(Aim): Copy the lines between the one holding "Segment this screenshot: for" and the one holding "y-tick-label: 0.4: [385, 267, 401, 279]", inclusive, without any changes.

Layout dataset entries

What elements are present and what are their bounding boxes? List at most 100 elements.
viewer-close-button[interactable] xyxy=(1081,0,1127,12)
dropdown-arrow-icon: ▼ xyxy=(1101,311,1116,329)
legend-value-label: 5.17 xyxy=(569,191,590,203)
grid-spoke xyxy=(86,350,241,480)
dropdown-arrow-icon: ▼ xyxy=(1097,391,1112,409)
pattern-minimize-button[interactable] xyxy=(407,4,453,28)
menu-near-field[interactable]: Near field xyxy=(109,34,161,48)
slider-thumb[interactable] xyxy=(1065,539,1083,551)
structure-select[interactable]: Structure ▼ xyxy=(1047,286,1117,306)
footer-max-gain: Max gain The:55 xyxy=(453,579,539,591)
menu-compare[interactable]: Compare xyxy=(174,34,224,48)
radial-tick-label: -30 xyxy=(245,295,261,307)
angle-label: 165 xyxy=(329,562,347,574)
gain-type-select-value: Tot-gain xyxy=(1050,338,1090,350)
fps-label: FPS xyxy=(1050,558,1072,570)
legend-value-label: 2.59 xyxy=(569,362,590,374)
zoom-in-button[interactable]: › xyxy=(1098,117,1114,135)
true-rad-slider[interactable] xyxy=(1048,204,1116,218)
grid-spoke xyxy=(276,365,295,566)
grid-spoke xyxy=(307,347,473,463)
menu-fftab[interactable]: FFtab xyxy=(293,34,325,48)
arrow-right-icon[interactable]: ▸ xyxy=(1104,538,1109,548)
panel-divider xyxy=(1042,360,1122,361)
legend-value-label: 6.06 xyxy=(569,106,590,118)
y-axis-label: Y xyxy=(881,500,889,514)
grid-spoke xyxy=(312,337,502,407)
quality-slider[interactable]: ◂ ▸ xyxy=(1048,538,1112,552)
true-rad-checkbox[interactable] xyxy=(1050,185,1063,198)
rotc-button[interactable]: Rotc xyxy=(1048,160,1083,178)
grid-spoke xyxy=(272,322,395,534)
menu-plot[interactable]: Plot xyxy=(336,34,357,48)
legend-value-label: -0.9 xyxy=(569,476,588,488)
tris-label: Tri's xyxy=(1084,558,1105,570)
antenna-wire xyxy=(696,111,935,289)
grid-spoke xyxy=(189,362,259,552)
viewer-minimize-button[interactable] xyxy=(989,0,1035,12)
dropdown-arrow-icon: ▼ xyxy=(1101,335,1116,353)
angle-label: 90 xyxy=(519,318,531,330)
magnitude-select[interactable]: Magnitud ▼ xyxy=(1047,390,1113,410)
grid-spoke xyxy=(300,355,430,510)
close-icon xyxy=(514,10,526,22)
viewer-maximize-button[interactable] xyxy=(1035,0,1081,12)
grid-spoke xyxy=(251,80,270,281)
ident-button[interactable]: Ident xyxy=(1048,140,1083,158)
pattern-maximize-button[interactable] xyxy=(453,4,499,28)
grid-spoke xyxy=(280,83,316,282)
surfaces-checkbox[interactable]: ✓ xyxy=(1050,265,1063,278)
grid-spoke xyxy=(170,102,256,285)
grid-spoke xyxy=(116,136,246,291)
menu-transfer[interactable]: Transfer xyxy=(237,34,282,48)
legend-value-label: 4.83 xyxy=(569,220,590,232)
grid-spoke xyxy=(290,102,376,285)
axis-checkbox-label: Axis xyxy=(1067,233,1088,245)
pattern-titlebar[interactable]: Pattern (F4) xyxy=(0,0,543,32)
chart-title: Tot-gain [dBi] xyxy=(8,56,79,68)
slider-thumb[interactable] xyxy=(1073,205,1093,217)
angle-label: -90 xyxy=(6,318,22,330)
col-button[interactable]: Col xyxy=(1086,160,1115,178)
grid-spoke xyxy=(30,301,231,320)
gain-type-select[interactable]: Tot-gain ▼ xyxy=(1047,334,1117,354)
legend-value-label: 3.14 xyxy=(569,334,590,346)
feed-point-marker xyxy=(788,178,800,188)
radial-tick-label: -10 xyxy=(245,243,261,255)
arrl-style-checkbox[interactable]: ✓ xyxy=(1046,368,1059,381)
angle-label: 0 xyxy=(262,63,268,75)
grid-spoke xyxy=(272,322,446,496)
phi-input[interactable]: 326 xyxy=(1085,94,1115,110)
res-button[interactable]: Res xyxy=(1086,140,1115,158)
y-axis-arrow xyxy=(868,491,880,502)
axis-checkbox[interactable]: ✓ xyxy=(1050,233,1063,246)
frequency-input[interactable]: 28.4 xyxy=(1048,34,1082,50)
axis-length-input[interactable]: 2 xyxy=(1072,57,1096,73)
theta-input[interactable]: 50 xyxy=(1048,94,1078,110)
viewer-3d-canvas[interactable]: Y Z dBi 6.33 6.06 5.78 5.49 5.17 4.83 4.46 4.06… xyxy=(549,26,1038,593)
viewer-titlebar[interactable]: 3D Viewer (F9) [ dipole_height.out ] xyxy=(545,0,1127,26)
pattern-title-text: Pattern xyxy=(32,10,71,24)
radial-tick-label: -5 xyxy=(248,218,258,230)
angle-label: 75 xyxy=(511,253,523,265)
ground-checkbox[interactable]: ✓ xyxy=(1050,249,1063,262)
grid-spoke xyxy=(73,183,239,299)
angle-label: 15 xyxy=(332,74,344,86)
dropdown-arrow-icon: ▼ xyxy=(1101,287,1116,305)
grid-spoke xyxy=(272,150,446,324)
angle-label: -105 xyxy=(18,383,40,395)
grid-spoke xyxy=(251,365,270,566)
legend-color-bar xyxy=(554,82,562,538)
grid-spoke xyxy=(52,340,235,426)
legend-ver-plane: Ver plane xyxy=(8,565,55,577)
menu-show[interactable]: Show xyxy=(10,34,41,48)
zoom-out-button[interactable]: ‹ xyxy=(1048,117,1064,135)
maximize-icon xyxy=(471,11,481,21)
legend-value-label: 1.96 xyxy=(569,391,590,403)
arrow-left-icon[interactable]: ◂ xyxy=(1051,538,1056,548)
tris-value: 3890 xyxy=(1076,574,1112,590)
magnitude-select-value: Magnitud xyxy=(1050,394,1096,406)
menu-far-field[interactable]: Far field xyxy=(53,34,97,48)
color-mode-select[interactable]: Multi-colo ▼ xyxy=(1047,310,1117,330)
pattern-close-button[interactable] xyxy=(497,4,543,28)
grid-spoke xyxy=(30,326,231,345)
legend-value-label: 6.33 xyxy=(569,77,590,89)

* * *

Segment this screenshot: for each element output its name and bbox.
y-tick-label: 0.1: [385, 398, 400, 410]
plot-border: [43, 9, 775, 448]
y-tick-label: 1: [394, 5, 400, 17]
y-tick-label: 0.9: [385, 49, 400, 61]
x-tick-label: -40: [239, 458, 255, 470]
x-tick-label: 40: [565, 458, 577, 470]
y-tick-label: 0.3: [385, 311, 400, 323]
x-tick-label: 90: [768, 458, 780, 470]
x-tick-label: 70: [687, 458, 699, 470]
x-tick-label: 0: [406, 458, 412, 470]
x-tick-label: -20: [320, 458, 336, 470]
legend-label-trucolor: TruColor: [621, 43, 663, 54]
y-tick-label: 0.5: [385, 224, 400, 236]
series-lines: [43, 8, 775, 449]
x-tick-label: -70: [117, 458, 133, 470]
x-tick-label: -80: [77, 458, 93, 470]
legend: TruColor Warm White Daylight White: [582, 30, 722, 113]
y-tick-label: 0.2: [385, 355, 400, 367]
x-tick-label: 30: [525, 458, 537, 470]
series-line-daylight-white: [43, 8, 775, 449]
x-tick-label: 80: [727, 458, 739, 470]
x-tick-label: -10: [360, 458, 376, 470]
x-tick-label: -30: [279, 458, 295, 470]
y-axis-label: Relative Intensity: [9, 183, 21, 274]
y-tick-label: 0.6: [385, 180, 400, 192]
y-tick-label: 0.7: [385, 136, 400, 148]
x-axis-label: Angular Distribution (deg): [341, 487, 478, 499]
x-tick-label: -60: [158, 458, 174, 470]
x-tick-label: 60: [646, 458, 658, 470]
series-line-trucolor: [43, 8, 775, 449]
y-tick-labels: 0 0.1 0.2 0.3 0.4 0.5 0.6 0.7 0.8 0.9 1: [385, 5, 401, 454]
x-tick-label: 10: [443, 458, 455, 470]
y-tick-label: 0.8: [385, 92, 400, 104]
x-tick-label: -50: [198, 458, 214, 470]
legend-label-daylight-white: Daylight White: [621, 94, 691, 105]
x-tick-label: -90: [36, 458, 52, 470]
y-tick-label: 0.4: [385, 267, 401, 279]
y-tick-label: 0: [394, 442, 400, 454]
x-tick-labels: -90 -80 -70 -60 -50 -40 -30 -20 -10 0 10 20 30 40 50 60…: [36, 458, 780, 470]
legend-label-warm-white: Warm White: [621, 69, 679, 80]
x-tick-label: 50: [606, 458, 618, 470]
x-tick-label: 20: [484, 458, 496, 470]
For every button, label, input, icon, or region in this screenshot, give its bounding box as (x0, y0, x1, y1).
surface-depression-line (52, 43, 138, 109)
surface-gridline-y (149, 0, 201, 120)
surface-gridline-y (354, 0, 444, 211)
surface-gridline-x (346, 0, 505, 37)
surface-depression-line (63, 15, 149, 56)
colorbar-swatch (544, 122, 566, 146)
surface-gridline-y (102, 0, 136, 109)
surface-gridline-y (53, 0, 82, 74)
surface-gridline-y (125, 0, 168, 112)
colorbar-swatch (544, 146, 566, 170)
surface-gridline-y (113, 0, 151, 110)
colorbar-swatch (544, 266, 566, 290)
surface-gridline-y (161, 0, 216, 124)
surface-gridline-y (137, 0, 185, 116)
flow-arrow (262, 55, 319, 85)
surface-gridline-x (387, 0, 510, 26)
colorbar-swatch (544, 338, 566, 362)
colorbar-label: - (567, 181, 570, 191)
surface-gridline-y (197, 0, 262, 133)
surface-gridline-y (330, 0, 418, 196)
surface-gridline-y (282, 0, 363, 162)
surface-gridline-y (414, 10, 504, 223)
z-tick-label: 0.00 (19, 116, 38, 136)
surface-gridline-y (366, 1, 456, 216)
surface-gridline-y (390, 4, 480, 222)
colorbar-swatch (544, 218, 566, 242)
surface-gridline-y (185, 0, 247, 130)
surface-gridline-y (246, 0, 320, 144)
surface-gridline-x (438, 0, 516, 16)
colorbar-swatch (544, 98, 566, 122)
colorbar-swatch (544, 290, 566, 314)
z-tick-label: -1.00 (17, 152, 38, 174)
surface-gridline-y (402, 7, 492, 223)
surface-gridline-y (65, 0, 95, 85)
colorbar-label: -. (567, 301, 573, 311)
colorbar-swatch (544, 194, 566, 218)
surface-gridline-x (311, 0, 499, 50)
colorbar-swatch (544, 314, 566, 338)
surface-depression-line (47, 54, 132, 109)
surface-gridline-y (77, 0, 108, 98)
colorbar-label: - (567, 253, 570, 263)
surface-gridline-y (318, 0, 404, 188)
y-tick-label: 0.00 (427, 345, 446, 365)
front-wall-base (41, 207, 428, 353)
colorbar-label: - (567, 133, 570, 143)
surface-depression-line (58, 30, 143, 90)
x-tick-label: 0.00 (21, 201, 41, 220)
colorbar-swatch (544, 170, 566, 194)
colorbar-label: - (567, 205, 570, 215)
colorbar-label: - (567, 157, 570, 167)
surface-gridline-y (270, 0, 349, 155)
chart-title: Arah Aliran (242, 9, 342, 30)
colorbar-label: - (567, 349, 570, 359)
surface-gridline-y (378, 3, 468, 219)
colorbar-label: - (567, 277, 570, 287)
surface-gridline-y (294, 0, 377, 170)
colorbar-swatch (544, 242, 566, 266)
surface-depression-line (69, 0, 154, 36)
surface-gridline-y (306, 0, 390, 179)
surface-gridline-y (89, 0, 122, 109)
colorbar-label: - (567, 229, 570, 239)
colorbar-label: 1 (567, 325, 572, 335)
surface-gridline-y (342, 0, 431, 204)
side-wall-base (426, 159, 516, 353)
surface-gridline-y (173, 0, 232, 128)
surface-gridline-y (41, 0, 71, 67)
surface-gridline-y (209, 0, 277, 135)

(Task answer):
Segment this screenshot: for each element output its name and bbox.
y-tick-label: 0.1: [385, 398, 400, 410]
plot-border: [43, 9, 775, 448]
y-tick-label: 1: [394, 5, 400, 17]
y-tick-label: 0.9: [385, 49, 400, 61]
x-tick-label: -40: [239, 458, 255, 470]
x-tick-label: 40: [565, 458, 577, 470]
y-tick-label: 0.3: [385, 311, 400, 323]
x-tick-label: 90: [768, 458, 780, 470]
x-tick-label: 70: [687, 458, 699, 470]
x-tick-label: 0: [406, 458, 412, 470]
x-tick-label: -20: [320, 458, 336, 470]
legend-label-trucolor: TruColor: [621, 43, 663, 54]
y-tick-label: 0.5: [385, 224, 400, 236]
series-lines: [43, 8, 775, 449]
x-tick-label: -70: [117, 458, 133, 470]
x-tick-label: -80: [77, 458, 93, 470]
legend: TruColor Warm White Daylight White: [582, 30, 722, 113]
y-tick-label: 0.2: [385, 355, 400, 367]
x-tick-label: 30: [525, 458, 537, 470]
series-line-daylight-white: [43, 8, 775, 449]
x-tick-label: 80: [727, 458, 739, 470]
x-tick-label: -10: [360, 458, 376, 470]
x-tick-label: -30: [279, 458, 295, 470]
y-axis-label: Relative Intensity: [9, 183, 21, 274]
y-tick-label: 0.6: [385, 180, 400, 192]
y-tick-label: 0.7: [385, 136, 400, 148]
x-axis-label: Angular Distribution (deg): [341, 487, 478, 499]
x-tick-label: -60: [158, 458, 174, 470]
x-tick-label: 60: [646, 458, 658, 470]
series-line-trucolor: [43, 8, 775, 449]
y-tick-labels: 0 0.1 0.2 0.3 0.4 0.5 0.6 0.7 0.8 0.9 1: [385, 5, 401, 454]
x-tick-label: 10: [443, 458, 455, 470]
y-tick-label: 0.8: [385, 92, 400, 104]
x-tick-label: -50: [198, 458, 214, 470]
legend-label-daylight-white: Daylight White: [621, 94, 691, 105]
x-tick-label: -90: [36, 458, 52, 470]
y-tick-label: 0.4: [385, 267, 401, 279]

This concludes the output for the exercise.